- DOGE shows early recovery but remains capped by key resistance near $0.1850.
- Derivatives data reveal cooling speculation as open interest trends lower.
- Persistent spot outflows signal weak accumulation despite short-term rebounds.
Dogecoin is working to regain stability after a steep October decline that pushed the market into a defensive posture. The asset’s latest 4-hour structure shows an early recovery attempt, supported by improving momentum signals and a firmer base near key Fib levels. Traders continue watching whether the current consolidation can evolve into a sustained bullish phase.
However, DOGE still trades below several important resistance zones that must clear before any strong upside continuation develops. The broader derivatives and spot flow data also provide insight into shifting market behavior as speculative activity cools from earlier peaks.
Short-Term Structure Shows Gradual Improvement
DOGE rebounded from the $0.13 to $0.14 zone, which aligns with the 23.6% Fibonacci retracement of the October move. The price then settled into the Bollinger Bands, with the 9-EMA guiding short-term support. Sellers continue defending the mid-band, keeping momentum neutral and limiting breakouts.

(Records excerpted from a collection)
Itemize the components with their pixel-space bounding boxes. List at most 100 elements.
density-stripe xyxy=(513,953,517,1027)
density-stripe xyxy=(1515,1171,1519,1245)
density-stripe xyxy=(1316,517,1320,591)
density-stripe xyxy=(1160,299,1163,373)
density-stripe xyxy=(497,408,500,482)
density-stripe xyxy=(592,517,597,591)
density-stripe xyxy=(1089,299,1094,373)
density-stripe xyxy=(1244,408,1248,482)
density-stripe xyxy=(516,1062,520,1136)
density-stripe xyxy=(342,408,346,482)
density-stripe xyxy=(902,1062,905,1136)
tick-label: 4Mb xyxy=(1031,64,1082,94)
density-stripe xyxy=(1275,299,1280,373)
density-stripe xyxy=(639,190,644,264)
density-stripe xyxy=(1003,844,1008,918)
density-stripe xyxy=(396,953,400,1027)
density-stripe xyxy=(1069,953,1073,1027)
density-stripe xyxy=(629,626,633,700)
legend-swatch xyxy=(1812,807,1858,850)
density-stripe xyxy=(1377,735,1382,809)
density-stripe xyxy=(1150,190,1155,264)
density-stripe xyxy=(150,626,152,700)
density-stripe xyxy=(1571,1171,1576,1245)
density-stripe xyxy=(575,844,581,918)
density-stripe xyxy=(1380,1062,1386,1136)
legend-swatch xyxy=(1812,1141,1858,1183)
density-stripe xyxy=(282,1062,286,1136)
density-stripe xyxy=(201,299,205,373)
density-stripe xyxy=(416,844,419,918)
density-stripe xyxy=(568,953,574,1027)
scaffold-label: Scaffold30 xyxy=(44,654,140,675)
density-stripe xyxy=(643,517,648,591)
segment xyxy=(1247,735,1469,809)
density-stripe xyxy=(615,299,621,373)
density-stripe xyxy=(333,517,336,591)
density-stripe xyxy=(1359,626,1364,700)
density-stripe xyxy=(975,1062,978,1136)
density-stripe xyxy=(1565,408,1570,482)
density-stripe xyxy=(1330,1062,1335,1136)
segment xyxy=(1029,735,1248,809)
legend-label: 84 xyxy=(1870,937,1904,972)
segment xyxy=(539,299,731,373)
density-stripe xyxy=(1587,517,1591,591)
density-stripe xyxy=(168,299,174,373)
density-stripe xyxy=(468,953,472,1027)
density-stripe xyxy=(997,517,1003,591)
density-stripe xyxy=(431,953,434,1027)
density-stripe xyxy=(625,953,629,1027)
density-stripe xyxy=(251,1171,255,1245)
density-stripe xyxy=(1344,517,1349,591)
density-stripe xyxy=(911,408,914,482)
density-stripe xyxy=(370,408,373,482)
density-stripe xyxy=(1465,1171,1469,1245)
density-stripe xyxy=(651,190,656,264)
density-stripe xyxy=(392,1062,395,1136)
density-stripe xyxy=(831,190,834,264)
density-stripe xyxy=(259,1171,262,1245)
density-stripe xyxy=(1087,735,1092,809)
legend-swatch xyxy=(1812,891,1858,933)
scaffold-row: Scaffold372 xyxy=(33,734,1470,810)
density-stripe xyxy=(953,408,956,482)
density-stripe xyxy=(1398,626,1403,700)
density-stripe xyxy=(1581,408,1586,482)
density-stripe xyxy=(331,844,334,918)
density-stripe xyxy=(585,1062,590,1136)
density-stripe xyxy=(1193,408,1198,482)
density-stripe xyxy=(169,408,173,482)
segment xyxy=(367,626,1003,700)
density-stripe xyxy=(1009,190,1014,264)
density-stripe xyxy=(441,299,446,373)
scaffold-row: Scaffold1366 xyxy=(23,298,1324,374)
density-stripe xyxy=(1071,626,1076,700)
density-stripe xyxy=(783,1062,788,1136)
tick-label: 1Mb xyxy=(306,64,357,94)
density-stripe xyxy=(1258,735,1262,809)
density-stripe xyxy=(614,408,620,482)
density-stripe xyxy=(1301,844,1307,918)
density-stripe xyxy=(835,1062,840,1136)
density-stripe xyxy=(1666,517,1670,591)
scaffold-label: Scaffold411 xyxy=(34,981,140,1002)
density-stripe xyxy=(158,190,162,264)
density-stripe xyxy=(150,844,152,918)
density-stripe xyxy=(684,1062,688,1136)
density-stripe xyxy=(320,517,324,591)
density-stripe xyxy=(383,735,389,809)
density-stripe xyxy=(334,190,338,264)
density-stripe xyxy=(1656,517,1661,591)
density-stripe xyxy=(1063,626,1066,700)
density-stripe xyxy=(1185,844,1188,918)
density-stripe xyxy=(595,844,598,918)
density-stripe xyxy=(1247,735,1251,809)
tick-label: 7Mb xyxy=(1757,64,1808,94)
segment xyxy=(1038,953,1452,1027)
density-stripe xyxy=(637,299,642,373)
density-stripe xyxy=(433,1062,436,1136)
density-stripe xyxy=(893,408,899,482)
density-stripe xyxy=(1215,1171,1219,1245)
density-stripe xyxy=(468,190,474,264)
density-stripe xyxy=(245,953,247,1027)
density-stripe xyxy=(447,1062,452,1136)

◆ **DIRECTIONS**:
A - List every dollar price figure that appears in the Dogecoin market article.
B - Rewrite everything in the rows, from their start down through the row containing "segment xyxy=(1247,735,1469,809)", as a Markdown table with the columns Number and Content.

◆ **RESULTS FOR EACH TASK**:
A -
- $0.1850
- $0.13
- $0.14

B -
| Number | Content |
|---|---|
| 1 | Itemize the components with their pixel-space bounding boxes. List at most 100 elements. |
| 2 | density-stripe xyxy=(513,953,517,1027) |
| 3 | density-stripe xyxy=(1515,1171,1519,1245) |
| 4 | density-stripe xyxy=(1316,517,1320,591) |
| 5 | density-stripe xyxy=(1160,299,1163,373) |
| 6 | density-stripe xyxy=(497,408,500,482) |
| 7 | density-stripe xyxy=(592,517,597,591) |
| 8 | density-stripe xyxy=(1089,299,1094,373) |
| 9 | density-stripe xyxy=(1244,408,1248,482) |
| 10 | density-stripe xyxy=(516,1062,520,1136) |
| 11 | density-stripe xyxy=(342,408,346,482) |
| 12 | density-stripe xyxy=(902,1062,905,1136) |
| 13 | tick-label: 4Mb xyxy=(1031,64,1082,94) |
| 14 | density-stripe xyxy=(1275,299,1280,373) |
| 15 | density-stripe xyxy=(639,190,644,264) |
| 16 | density-stripe xyxy=(1003,844,1008,918) |
| 17 | density-stripe xyxy=(396,953,400,1027) |
| 18 | density-stripe xyxy=(1069,953,1073,1027) |
| 19 | density-stripe xyxy=(629,626,633,700) |
| 20 | legend-swatch xyxy=(1812,807,1858,850) |
| 21 | density-stripe xyxy=(1377,735,1382,809) |
| 22 | density-stripe xyxy=(1150,190,1155,264) |
| 23 | density-stripe xyxy=(150,626,152,700) |
| 24 | density-stripe xyxy=(1571,1171,1576,1245) |
| 25 | density-stripe xyxy=(575,844,581,918) |
| 26 | density-stripe xyxy=(1380,1062,1386,1136) |
| 27 | legend-swatch xyxy=(1812,1141,1858,1183) |
| 28 | density-stripe xyxy=(282,1062,286,1136) |
| 29 | density-stripe xyxy=(201,299,205,373) |
| 30 | density-stripe xyxy=(416,844,419,918) |
| 31 | density-stripe xyxy=(568,953,574,1027) |
| 32 | scaffold-label: Scaffold30 xyxy=(44,654,140,675) |
| 33 | density-stripe xyxy=(643,517,648,591) |
| 34 | segment xyxy=(1247,735,1469,809) |